Find each line containing the string "eigenen" and return it.

━━━━

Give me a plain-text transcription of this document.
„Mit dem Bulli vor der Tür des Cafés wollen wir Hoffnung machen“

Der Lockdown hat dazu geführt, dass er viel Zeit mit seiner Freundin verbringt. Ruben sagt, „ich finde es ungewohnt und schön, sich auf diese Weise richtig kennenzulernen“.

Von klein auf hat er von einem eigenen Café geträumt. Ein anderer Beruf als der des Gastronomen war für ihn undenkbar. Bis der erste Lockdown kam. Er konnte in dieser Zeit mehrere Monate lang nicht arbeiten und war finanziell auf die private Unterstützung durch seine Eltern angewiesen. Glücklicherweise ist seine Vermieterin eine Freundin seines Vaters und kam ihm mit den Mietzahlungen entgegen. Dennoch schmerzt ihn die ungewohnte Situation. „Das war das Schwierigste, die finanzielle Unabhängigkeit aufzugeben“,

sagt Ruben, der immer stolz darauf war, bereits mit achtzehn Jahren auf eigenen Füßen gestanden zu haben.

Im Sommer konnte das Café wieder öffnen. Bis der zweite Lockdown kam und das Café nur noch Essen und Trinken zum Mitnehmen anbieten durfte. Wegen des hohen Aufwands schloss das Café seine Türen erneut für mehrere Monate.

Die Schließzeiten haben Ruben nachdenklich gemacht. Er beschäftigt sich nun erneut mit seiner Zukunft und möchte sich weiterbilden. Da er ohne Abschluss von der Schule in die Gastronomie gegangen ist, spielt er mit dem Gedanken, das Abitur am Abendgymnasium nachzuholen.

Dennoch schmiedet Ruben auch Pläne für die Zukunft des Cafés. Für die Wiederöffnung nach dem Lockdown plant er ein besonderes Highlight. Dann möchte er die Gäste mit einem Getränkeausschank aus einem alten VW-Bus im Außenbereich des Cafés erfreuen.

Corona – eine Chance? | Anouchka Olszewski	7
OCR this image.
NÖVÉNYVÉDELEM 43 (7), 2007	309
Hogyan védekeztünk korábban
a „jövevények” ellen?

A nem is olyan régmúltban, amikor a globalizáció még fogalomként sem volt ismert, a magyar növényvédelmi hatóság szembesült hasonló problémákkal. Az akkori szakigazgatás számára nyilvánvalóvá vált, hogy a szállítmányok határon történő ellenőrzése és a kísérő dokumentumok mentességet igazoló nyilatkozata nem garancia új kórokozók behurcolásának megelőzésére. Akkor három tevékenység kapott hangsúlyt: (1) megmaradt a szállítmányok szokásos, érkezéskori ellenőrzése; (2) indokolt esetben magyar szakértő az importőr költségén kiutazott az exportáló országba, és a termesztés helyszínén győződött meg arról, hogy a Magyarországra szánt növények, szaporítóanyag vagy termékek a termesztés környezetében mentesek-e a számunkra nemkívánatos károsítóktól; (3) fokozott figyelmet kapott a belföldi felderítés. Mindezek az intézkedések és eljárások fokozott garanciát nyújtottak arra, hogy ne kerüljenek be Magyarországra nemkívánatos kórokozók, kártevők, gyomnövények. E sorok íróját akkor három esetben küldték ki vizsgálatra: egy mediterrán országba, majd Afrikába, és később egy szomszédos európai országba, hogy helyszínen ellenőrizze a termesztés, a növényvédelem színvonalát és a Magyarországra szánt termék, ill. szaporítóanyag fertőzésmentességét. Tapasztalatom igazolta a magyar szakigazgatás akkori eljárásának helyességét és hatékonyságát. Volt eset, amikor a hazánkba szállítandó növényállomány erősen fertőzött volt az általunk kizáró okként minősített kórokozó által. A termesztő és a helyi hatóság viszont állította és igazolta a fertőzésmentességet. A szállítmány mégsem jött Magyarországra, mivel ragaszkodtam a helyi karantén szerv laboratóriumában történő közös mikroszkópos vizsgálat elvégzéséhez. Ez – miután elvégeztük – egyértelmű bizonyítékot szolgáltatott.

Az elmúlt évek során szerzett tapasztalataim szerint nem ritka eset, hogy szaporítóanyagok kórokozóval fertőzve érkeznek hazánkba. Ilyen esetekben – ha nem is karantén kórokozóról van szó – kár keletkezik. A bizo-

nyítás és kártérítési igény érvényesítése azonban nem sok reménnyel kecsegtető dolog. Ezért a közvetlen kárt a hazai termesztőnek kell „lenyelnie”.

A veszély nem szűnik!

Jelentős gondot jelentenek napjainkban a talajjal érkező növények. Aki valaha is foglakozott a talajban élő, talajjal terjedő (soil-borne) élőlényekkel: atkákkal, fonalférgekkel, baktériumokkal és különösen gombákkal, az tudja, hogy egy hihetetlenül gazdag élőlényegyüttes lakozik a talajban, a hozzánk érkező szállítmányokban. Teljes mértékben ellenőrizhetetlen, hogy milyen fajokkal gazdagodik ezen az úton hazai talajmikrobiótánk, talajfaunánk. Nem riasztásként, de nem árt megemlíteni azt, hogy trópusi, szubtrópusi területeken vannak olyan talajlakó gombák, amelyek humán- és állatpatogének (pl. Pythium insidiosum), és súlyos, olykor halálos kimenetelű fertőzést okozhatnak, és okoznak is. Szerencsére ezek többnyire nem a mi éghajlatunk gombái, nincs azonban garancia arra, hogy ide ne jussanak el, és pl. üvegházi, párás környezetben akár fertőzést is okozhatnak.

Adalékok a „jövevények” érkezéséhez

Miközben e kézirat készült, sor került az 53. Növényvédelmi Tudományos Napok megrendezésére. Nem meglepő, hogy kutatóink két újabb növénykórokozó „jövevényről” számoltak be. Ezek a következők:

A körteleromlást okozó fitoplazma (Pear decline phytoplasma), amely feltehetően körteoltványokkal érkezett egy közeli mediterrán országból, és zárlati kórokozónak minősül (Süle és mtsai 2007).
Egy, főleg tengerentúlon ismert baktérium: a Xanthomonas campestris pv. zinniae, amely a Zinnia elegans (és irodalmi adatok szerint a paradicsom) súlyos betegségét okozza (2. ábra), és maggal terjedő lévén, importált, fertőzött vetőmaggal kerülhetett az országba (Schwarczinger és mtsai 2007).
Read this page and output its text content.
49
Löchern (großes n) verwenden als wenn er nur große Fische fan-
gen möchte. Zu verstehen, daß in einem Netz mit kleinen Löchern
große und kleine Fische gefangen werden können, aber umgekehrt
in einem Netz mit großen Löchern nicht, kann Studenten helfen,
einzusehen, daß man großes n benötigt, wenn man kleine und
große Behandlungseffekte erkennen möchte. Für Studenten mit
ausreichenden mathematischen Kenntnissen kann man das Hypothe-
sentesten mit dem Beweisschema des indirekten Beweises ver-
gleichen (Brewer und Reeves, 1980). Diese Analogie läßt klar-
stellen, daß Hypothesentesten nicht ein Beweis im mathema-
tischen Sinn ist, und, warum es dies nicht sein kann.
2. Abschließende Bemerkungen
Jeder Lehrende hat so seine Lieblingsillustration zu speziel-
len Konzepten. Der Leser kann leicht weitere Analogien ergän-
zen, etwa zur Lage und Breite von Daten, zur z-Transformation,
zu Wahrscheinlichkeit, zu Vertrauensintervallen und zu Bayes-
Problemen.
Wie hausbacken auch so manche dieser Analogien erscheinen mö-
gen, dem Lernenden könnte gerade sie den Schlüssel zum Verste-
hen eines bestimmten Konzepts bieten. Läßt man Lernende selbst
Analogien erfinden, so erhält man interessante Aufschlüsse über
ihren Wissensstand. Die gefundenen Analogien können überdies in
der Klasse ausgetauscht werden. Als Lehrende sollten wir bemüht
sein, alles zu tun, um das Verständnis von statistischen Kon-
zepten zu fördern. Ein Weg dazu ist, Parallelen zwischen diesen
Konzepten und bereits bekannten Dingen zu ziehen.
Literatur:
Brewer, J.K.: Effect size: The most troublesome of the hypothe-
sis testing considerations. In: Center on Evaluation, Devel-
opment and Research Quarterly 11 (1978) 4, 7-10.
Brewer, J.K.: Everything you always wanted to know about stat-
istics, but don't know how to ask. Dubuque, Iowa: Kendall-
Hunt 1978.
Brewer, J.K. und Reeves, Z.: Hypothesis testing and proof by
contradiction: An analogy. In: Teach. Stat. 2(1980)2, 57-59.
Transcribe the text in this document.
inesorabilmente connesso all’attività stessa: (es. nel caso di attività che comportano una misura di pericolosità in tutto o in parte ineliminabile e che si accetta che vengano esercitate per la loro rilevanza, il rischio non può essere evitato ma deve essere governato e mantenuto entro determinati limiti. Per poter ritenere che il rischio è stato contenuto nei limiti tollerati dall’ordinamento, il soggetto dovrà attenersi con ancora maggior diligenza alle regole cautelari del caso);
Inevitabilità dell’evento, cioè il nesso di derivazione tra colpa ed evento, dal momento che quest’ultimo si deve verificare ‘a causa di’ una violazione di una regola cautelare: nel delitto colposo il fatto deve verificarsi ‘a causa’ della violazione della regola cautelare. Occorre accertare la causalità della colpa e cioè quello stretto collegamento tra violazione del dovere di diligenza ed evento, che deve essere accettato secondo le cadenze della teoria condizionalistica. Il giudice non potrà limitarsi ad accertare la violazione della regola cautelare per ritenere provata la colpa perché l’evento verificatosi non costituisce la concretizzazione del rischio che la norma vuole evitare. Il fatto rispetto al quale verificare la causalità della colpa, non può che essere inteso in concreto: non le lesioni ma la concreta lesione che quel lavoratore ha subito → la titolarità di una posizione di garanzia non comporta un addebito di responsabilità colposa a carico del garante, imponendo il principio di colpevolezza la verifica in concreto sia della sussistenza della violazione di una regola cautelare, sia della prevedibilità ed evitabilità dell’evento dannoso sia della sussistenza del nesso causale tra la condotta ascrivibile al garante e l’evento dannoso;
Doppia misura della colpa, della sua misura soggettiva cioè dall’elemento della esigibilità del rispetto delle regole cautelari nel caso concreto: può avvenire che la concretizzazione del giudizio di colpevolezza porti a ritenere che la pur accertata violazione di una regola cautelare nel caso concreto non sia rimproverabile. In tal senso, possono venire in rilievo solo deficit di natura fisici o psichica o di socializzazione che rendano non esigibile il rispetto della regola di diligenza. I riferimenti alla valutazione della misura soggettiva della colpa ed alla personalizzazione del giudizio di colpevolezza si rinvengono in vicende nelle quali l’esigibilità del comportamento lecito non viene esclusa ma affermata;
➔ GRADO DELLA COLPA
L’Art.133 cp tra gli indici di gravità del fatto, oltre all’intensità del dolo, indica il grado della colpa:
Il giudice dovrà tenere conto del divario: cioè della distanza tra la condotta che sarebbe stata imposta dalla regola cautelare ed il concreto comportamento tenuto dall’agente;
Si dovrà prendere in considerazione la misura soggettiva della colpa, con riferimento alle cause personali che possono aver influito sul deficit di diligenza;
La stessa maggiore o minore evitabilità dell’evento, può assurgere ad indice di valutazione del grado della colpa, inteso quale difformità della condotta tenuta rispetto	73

━━━━

### Finished answer
Von klein auf hat er von einem eigenen Café geträumt. Ein anderer Beruf als der des Gastronomen war für ihn undenkbar. Bis der erste Lockdown kam. Er konnte in dieser Zeit mehrere Monate lang nicht arbeiten und war finanziell auf die private Unterstützung durch seine Eltern angewiesen. Glücklicherweise ist seine Vermieterin eine Freundin seines Vaters und kam ihm mit den Mietzahlungen entgegen. Dennoch schmerzt ihn die ungewohnte Situation. „Das war das Schwierigste, die finanzielle Unabhängigkeit aufzugeben“,
sagt Ruben, der immer stolz darauf war, bereits mit achtzehn Jahren auf eigenen Füßen gestanden zu haben.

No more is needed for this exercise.